Information provided:
- - -
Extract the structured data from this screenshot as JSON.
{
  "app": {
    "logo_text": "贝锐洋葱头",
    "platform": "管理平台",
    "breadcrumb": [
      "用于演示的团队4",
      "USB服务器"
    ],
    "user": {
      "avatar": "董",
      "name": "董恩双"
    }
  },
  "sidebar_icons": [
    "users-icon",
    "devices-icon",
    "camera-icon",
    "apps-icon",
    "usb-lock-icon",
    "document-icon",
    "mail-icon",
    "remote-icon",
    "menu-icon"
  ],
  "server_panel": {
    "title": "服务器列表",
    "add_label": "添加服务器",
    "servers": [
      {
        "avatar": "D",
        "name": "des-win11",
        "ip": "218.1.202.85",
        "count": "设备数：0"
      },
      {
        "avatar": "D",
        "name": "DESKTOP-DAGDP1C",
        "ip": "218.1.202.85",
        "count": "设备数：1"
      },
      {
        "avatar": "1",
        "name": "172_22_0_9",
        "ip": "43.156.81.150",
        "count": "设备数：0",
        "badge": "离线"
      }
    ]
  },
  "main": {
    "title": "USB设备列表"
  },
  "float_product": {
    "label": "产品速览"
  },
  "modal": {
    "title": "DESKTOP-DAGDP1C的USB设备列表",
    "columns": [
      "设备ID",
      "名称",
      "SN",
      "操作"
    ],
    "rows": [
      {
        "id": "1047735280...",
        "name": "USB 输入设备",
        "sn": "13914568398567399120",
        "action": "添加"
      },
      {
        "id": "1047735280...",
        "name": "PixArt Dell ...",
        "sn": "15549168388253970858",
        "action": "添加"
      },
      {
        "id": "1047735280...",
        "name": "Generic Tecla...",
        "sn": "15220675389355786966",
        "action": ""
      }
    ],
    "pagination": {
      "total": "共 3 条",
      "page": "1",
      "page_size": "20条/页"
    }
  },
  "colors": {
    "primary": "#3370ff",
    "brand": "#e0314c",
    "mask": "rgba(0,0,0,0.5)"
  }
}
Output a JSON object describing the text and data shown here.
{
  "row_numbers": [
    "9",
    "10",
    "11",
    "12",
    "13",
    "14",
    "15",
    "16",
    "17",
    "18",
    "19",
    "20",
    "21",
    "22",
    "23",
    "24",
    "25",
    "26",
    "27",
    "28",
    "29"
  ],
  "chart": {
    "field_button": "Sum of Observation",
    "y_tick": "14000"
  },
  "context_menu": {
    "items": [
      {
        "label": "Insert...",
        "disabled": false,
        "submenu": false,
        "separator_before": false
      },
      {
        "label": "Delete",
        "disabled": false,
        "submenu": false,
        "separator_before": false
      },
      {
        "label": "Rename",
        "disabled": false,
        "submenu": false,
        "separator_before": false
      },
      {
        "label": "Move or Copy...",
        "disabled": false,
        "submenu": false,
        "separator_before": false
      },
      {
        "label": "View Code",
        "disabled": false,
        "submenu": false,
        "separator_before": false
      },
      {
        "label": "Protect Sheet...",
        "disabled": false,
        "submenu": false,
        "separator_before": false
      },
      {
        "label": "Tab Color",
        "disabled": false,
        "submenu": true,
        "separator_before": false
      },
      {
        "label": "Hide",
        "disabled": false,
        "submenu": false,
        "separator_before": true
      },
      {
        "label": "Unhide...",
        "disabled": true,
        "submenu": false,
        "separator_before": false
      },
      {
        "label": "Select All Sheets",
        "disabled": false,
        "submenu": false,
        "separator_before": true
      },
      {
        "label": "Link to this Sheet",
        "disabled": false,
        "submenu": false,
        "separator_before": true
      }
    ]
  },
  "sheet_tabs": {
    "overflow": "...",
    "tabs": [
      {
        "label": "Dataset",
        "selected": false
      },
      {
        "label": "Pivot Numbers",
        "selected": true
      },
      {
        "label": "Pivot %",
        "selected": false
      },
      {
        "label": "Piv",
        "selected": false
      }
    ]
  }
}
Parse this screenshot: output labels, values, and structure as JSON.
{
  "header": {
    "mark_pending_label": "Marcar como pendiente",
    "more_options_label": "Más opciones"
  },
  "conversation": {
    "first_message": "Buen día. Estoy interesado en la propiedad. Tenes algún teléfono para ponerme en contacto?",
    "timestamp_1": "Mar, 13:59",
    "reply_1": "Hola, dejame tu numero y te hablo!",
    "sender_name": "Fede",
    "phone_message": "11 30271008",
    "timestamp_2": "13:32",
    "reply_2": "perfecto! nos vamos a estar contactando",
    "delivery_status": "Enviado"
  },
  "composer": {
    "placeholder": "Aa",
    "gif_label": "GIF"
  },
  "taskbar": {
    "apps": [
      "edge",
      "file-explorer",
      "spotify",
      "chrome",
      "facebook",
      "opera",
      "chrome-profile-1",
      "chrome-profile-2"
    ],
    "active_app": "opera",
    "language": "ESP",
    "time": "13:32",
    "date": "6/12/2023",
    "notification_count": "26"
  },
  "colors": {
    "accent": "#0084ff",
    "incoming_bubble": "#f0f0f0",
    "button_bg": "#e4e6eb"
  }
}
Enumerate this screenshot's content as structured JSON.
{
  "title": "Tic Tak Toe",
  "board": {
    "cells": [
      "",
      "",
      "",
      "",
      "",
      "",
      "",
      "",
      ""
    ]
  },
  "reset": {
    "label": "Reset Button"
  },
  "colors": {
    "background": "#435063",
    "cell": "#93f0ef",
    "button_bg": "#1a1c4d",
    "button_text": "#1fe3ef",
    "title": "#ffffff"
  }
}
- - -
Exercise details: Return the entries in full, keeping every line exactly as it is.

Task solution:
Extract the structured data from this screenshot as JSON.
{
  "app": {
    "logo_text": "贝锐洋葱头",
    "platform": "管理平台",
    "breadcrumb": [
      "用于演示的团队4",
      "USB服务器"
    ],
    "user": {
      "avatar": "董",
      "name": "董恩双"
    }
  },
  "sidebar_icons": [
    "users-icon",
    "devices-icon",
    "camera-icon",
    "apps-icon",
    "usb-lock-icon",
    "document-icon",
    "mail-icon",
    "remote-icon",
    "menu-icon"
  ],
  "server_panel": {
    "title": "服务器列表",
    "add_label": "添加服务器",
    "servers": [
      {
        "avatar": "D",
        "name": "des-win11",
        "ip": "218.1.202.85",
        "count": "设备数：0"
      },
      {
        "avatar": "D",
        "name": "DESKTOP-DAGDP1C",
        "ip": "218.1.202.85",
        "count": "设备数：1"
      },
      {
        "avatar": "1",
        "name": "172_22_0_9",
        "ip": "43.156.81.150",
        "count": "设备数：0",
        "badge": "离线"
      }
    ]
  },
  "main": {
    "title": "USB设备列表"
  },
  "float_product": {
    "label": "产品速览"
  },
  "modal": {
    "title": "DESKTOP-DAGDP1C的USB设备列表",
    "columns": [
      "设备ID",
      "名称",
      "SN",
      "操作"
    ],
    "rows": [
      {
        "id": "1047735280...",
        "name": "USB 输入设备",
        "sn": "13914568398567399120",
        "action": "添加"
      },
      {
        "id": "1047735280...",
        "name": "PixArt Dell ...",
        "sn": "15549168388253970858",
        "action": "添加"
      },
      {
        "id": "1047735280...",
        "name": "Generic Tecla...",
        "sn": "15220675389355786966",
        "action": ""
      }
    ],
    "pagination": {
      "total": "共 3 条",
      "page": "1",
      "page_size": "20条/页"
    }
  },
  "colors": {
    "primary": "#3370ff",
    "brand": "#e0314c",
    "mask": "rgba(0,0,0,0.5)"
  }
}
Output a JSON object describing the text and data shown here.
{
  "row_numbers": [
    "9",
    "10",
    "11",
    "12",
    "13",
    "14",
    "15",
    "16",
    "17",
    "18",
    "19",
    "20",
    "21",
    "22",
    "23",
    "24",
    "25",
    "26",
    "27",
    "28",
    "29"
  ],
  "chart": {
    "field_button": "Sum of Observation",
    "y_tick": "14000"
  },
  "context_menu": {
    "items": [
      {
        "label": "Insert...",
        "disabled": false,
        "submenu": false,
        "separator_before": false
      },
      {
        "label": "Delete",
        "disabled": false,
        "submenu": false,
        "separator_before": false
      },
      {
        "label": "Rename",
        "disabled": false,
        "submenu": false,
        "separator_before": false
      },
      {
        "label": "Move or Copy...",
        "disabled": false,
        "submenu": false,
        "separator_before": false
      },
      {
        "label": "View Code",
        "disabled": false,
        "submenu": false,
        "separator_before": false
      },
      {
        "label": "Protect Sheet...",
        "disabled": false,
        "submenu": false,
        "separator_before": false
      },
      {
        "label": "Tab Color",
        "disabled": false,
        "submenu": true,
        "separator_before": false
      },
      {
        "label": "Hide",
        "disabled": false,
        "submenu": false,
        "separator_before": true
      },
      {
        "label": "Unhide...",
        "disabled": true,
        "submenu": false,
        "separator_before": false
      },
      {
        "label": "Select All Sheets",
        "disabled": false,
        "submenu": false,
        "separator_before": true
      },
      {
        "label": "Link to this Sheet",
        "disabled": false,
        "submenu": false,
        "separator_before": true
      }
    ]
  },
  "sheet_tabs": {
    "overflow": "...",
    "tabs": [
      {
        "label": "Dataset",
        "selected": false
      },
      {
        "label": "Pivot Numbers",
        "selected": true
      },
      {
        "label": "Pivot %",
        "selected": false
      },
      {
        "label": "Piv",
        "selected": false
      }
    ]
  }
}
Parse this screenshot: output labels, values, and structure as JSON.
{
  "header": {
    "mark_pending_label": "Marcar como pendiente",
    "more_options_label": "Más opciones"
  },
  "conversation": {
    "first_message": "Buen día. Estoy interesado en la propiedad. Tenes algún teléfono para ponerme en contacto?",
    "timestamp_1": "Mar, 13:59",
    "reply_1": "Hola, dejame tu numero y te hablo!",
    "sender_name": "Fede",
    "phone_message": "11 30271008",
    "timestamp_2": "13:32",
    "reply_2": "perfecto! nos vamos a estar contactando",
    "delivery_status": "Enviado"
  },
  "composer": {
    "placeholder": "Aa",
    "gif_label": "GIF"
  },
  "taskbar": {
    "apps": [
      "edge",
      "file-explorer",
      "spotify",
      "chrome",
      "facebook",
      "opera",
      "chrome-profile-1",
      "chrome-profile-2"
    ],
    "active_app": "opera",
    "language": "ESP",
    "time": "13:32",
    "date": "6/12/2023",
    "notification_count": "26"
  },
  "colors": {
    "accent": "#0084ff",
    "incoming_bubble": "#f0f0f0",
    "button_bg": "#e4e6eb"
  }
}
Enumerate this screenshot's content as structured JSON.
{
  "title": "Tic Tak Toe",
  "board": {
    "cells": [
      "",
      "",
      "",
      "",
      "",
      "",
      "",
      "",
      ""
    ]
  },
  "reset": {
    "label": "Reset Button"
  },
  "colors": {
    "background": "#435063",
    "cell": "#93f0ef",
    "button_bg": "#1a1c4d",
    "button_text": "#1fe3ef",
    "title": "#ffffff"
  }
}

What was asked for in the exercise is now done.